* Problem description: Rename "blurred-bookmark" to "hidden-bookmark" in the lines between the one holding "profile-icon [1101, 2, 1111, 12]" and the one holding "column-header-destination: 到达地 [519, 158, 866, 207]", inclusive. Return only those lines, with nothing else altered.

* Bounding box annotations:
● ● ● ●
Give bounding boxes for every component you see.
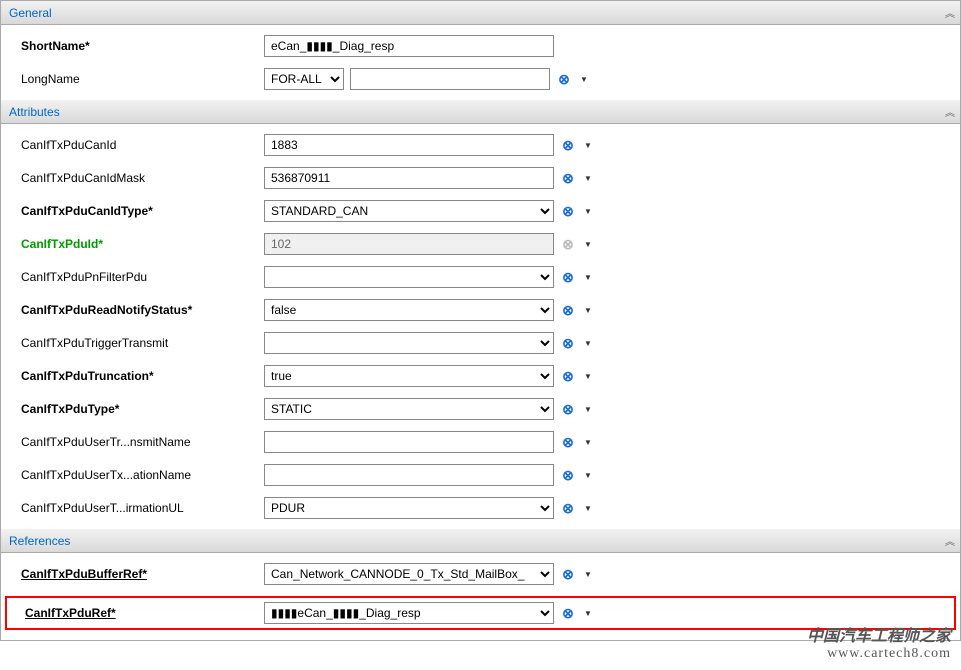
section-header-references[interactable]: References ︽ xyxy=(1,529,960,553)
dropdown-caret-icon[interactable]: ▼ xyxy=(582,438,594,447)
select-truncation[interactable]: true xyxy=(264,365,554,387)
select-triggertransmit[interactable] xyxy=(264,332,554,354)
reset-icon[interactable]: ⊗ xyxy=(560,170,576,186)
select-canidtype[interactable]: STANDARD_CAN xyxy=(264,200,554,222)
select-userirmationul[interactable]: PDUR xyxy=(264,497,554,519)
select-readnotify[interactable]: false xyxy=(264,299,554,321)
section-body-attributes: CanIfTxPduCanId ⊗ ▼ CanIfTxPduCanIdMask … xyxy=(1,124,960,529)
section-body-references: CanIfTxPduBufferRef* Can_Network_CANNODE… xyxy=(1,553,960,640)
label-bufferref[interactable]: CanIfTxPduBufferRef* xyxy=(9,567,264,581)
label-pduref[interactable]: CanIfTxPduRef* xyxy=(9,606,264,620)
dropdown-caret-icon[interactable]: ▼ xyxy=(582,240,594,249)
select-pdutype[interactable]: STATIC xyxy=(264,398,554,420)
section-body-general: ShortName* LongName FOR-ALL ⊗ ▼ xyxy=(1,25,960,100)
input-userationname[interactable] xyxy=(264,464,554,486)
dropdown-caret-icon[interactable]: ▼ xyxy=(582,306,594,315)
section-title: Attributes xyxy=(9,105,60,119)
highlighted-row-pduref: CanIfTxPduRef* ▮▮▮▮eCan_▮▮▮▮_Diag_resp ⊗… xyxy=(5,596,956,630)
dropdown-caret-icon[interactable]: ▼ xyxy=(582,570,594,579)
collapse-icon: ︽ xyxy=(945,533,952,548)
label-pduid: CanIfTxPduId* xyxy=(9,237,264,251)
reset-icon[interactable]: ⊗ xyxy=(560,467,576,483)
reset-icon[interactable]: ⊗ xyxy=(560,605,576,621)
dropdown-caret-icon[interactable]: ▼ xyxy=(582,207,594,216)
reset-icon[interactable]: ⊗ xyxy=(560,302,576,318)
section-header-general[interactable]: General ︽ xyxy=(1,1,960,25)
input-longname[interactable] xyxy=(350,68,550,90)
input-pduid xyxy=(264,233,554,255)
reset-icon[interactable]: ⊗ xyxy=(560,335,576,351)
dropdown-caret-icon[interactable]: ▼ xyxy=(582,141,594,150)
section-title: References xyxy=(9,534,70,548)
reset-icon[interactable]: ⊗ xyxy=(560,434,576,450)
input-canidmask[interactable] xyxy=(264,167,554,189)
dropdown-caret-icon[interactable]: ▼ xyxy=(582,174,594,183)
dropdown-caret-icon[interactable]: ▼ xyxy=(582,609,594,618)
reset-icon[interactable]: ⊗ xyxy=(560,137,576,153)
reset-icon[interactable]: ⊗ xyxy=(560,401,576,417)
label-shortname: ShortName* xyxy=(9,39,264,53)
label-readnotify: CanIfTxPduReadNotifyStatus* xyxy=(9,303,264,317)
input-canid[interactable] xyxy=(264,134,554,156)
dropdown-caret-icon[interactable]: ▼ xyxy=(578,75,590,84)
label-pdutype: CanIfTxPduType* xyxy=(9,402,264,416)
reset-icon[interactable]: ⊗ xyxy=(560,269,576,285)
label-userirmationul: CanIfTxPduUserT...irmationUL xyxy=(9,501,264,515)
label-pnfilter: CanIfTxPduPnFilterPdu xyxy=(9,270,264,284)
dropdown-caret-icon[interactable]: ▼ xyxy=(582,372,594,381)
dropdown-caret-icon[interactable]: ▼ xyxy=(582,273,594,282)
reset-icon[interactable]: ⊗ xyxy=(560,368,576,384)
dropdown-caret-icon[interactable]: ▼ xyxy=(582,339,594,348)
label-usertransmitname: CanIfTxPduUserTr...nsmitName xyxy=(9,435,264,449)
label-canidtype: CanIfTxPduCanIdType* xyxy=(9,204,264,218)
input-usertransmitname[interactable] xyxy=(264,431,554,453)
dropdown-caret-icon[interactable]: ▼ xyxy=(582,504,594,513)
reset-icon[interactable]: ⊗ xyxy=(560,500,576,516)
label-triggertransmit: CanIfTxPduTriggerTransmit xyxy=(9,336,264,350)
label-longname: LongName xyxy=(9,72,264,86)
collapse-icon: ︽ xyxy=(945,5,952,20)
reset-icon[interactable]: ⊗ xyxy=(560,566,576,582)
reset-icon[interactable]: ⊗ xyxy=(560,203,576,219)
watermark-line2: www.cartech8.com xyxy=(807,646,951,662)
dropdown-caret-icon[interactable]: ▼ xyxy=(582,471,594,480)
select-pduref[interactable]: ▮▮▮▮eCan_▮▮▮▮_Diag_resp xyxy=(264,602,554,624)
select-pnfilter[interactable] xyxy=(264,266,554,288)
section-title: General xyxy=(9,6,52,20)
label-canid: CanIfTxPduCanId xyxy=(9,138,264,152)
reset-icon[interactable]: ⊗ xyxy=(556,71,572,87)
section-header-attributes[interactable]: Attributes ︽ xyxy=(1,100,960,124)
select-longname-lang[interactable]: FOR-ALL xyxy=(264,68,344,90)
reset-icon: ⊗ xyxy=(560,236,576,252)
label-truncation: CanIfTxPduTruncation* xyxy=(9,369,264,383)
select-bufferref[interactable]: Can_Network_CANNODE_0_Tx_Std_MailBox_ xyxy=(264,563,554,585)
collapse-icon: ︽ xyxy=(945,104,952,119)
label-userationname: CanIfTxPduUserTx...ationName xyxy=(9,468,264,482)
dropdown-caret-icon[interactable]: ▼ xyxy=(582,405,594,414)
label-canidmask: CanIfTxPduCanIdMask xyxy=(9,171,264,185)
input-shortname[interactable] xyxy=(264,35,554,57)
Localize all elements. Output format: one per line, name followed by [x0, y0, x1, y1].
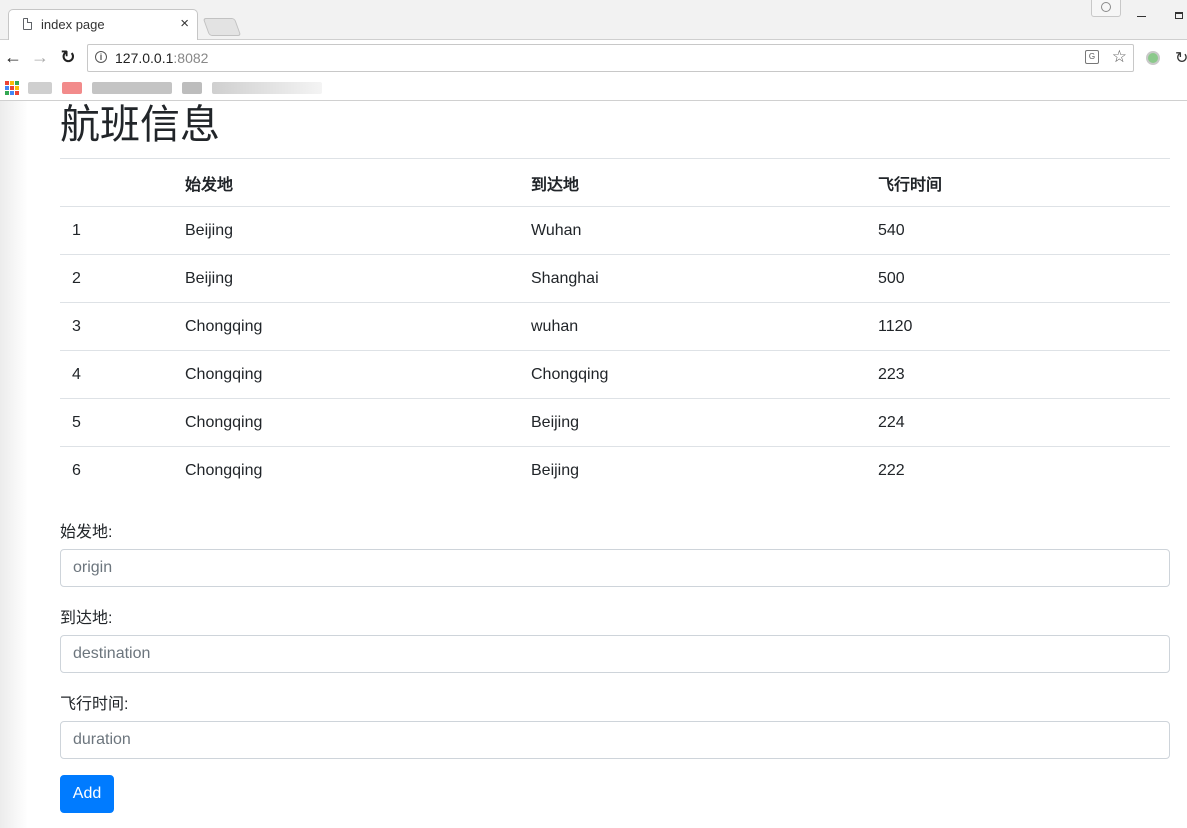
profile-icon [1101, 2, 1111, 12]
translate-icon[interactable]: G [1085, 50, 1099, 64]
blurred-bookmark[interactable] [182, 82, 202, 94]
destination-input[interactable] [60, 635, 1170, 673]
cell-origin: Chongqing [173, 446, 519, 495]
blurred-bookmark[interactable] [212, 82, 322, 94]
table-row: 2 Beijing Shanghai 500 [60, 254, 1170, 303]
cell-destination: Beijing [519, 446, 866, 495]
url-text[interactable]: 127.0.0.1:8082 [115, 50, 208, 66]
cell-origin: Chongqing [173, 302, 519, 351]
column-header-destination: 到达地 [519, 158, 866, 207]
cell-destination: Shanghai [519, 254, 866, 303]
close-tab-icon[interactable]: × [180, 15, 189, 33]
url-host: 127.0.0.1 [115, 50, 174, 66]
new-tab-button[interactable] [202, 18, 242, 36]
cell-index: 4 [60, 350, 173, 399]
cell-index: 2 [60, 254, 173, 303]
cell-origin: Beijing [173, 206, 519, 255]
duration-input[interactable] [60, 721, 1170, 759]
table-row: 5 Chongqing Beijing 224 [60, 398, 1170, 447]
cell-duration: 500 [866, 254, 1170, 303]
maximize-icon[interactable] [1175, 12, 1183, 19]
back-button[interactable]: ← [3, 47, 23, 67]
cell-duration: 1120 [866, 302, 1170, 351]
cell-origin: Beijing [173, 254, 519, 303]
add-button[interactable]: Add [60, 775, 114, 813]
cell-destination: wuhan [519, 302, 866, 351]
blurred-bookmark[interactable] [92, 82, 172, 94]
cell-index: 6 [60, 446, 173, 495]
minimize-icon[interactable] [1137, 16, 1146, 17]
info-icon[interactable]: i [95, 51, 107, 63]
cell-duration: 540 [866, 206, 1170, 255]
cell-index: 1 [60, 206, 173, 255]
page-icon [23, 18, 32, 30]
blurred-bookmark[interactable] [28, 82, 52, 94]
cell-duration: 223 [866, 350, 1170, 399]
blurred-bookmark[interactable] [62, 82, 82, 94]
forward-button[interactable]: → [30, 47, 50, 67]
browser-tab[interactable]: index page × [8, 9, 198, 40]
bookmark-star-icon[interactable]: ☆ [1112, 47, 1127, 67]
origin-input[interactable] [60, 549, 1170, 587]
cell-destination: Chongqing [519, 350, 866, 399]
cell-index: 5 [60, 398, 173, 447]
cell-origin: Chongqing [173, 350, 519, 399]
origin-label: 始发地: [60, 524, 113, 541]
profile-button[interactable] [1091, 0, 1121, 17]
column-header-duration: 飞行时间 [866, 158, 1170, 207]
table-row: 3 Chongqing wuhan 1120 [60, 302, 1170, 351]
extension-refresh-icon[interactable]: ↻ [1175, 48, 1187, 68]
address-bar[interactable]: i 127.0.0.1:8082 G ☆ [87, 44, 1134, 72]
duration-label: 飞行时间: [60, 696, 129, 713]
page-edge-shadow [0, 101, 28, 828]
column-header-index [60, 158, 173, 207]
bookmarks-bar [0, 76, 1187, 101]
cell-duration: 224 [866, 398, 1170, 447]
browser-toolbar: ← → ↻ i 127.0.0.1:8082 G ☆ [0, 40, 1187, 76]
table-row: 1 Beijing Wuhan 540 [60, 206, 1170, 255]
table-header-row: 始发地 到达地 飞行时间 [60, 158, 1170, 207]
cell-duration: 222 [866, 446, 1170, 495]
table-row: 6 Chongqing Beijing 222 [60, 446, 1170, 495]
tab-strip: index page × [0, 0, 1187, 40]
extension-icon[interactable] [1146, 51, 1160, 65]
url-port: :8082 [173, 50, 209, 66]
apps-icon[interactable] [5, 81, 19, 95]
reload-button[interactable]: ↻ [58, 47, 78, 67]
destination-label: 到达地: [60, 610, 113, 627]
page-title: 航班信息 [60, 102, 220, 148]
column-header-origin: 始发地 [173, 158, 519, 207]
flights-table: 始发地 到达地 飞行时间 1 Beijing Wuhan 540 2 Beiji… [60, 158, 1170, 495]
table-row: 4 Chongqing Chongqing 223 [60, 350, 1170, 399]
cell-destination: Wuhan [519, 206, 866, 255]
cell-destination: Beijing [519, 398, 866, 447]
cell-index: 3 [60, 302, 173, 351]
tab-title: index page [41, 17, 105, 32]
cell-origin: Chongqing [173, 398, 519, 447]
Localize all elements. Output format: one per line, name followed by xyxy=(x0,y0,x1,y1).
● ● ● ●
* Complete answer:
profile-icon [1101, 2, 1111, 12]
translate-icon[interactable]: G [1085, 50, 1099, 64]
hidden-bookmark[interactable] [182, 82, 202, 94]
destination-input[interactable] [60, 635, 1170, 673]
cell-origin: Chongqing [173, 446, 519, 495]
hidden-bookmark[interactable] [212, 82, 322, 94]
table-row: 2 Beijing Shanghai 500 [60, 254, 1170, 303]
cell-destination: Beijing [519, 446, 866, 495]
url-text[interactable]: 127.0.0.1:8082 [115, 50, 208, 66]
cell-origin: Chongqing [173, 302, 519, 351]
column-header-destination: 到达地 [519, 158, 866, 207]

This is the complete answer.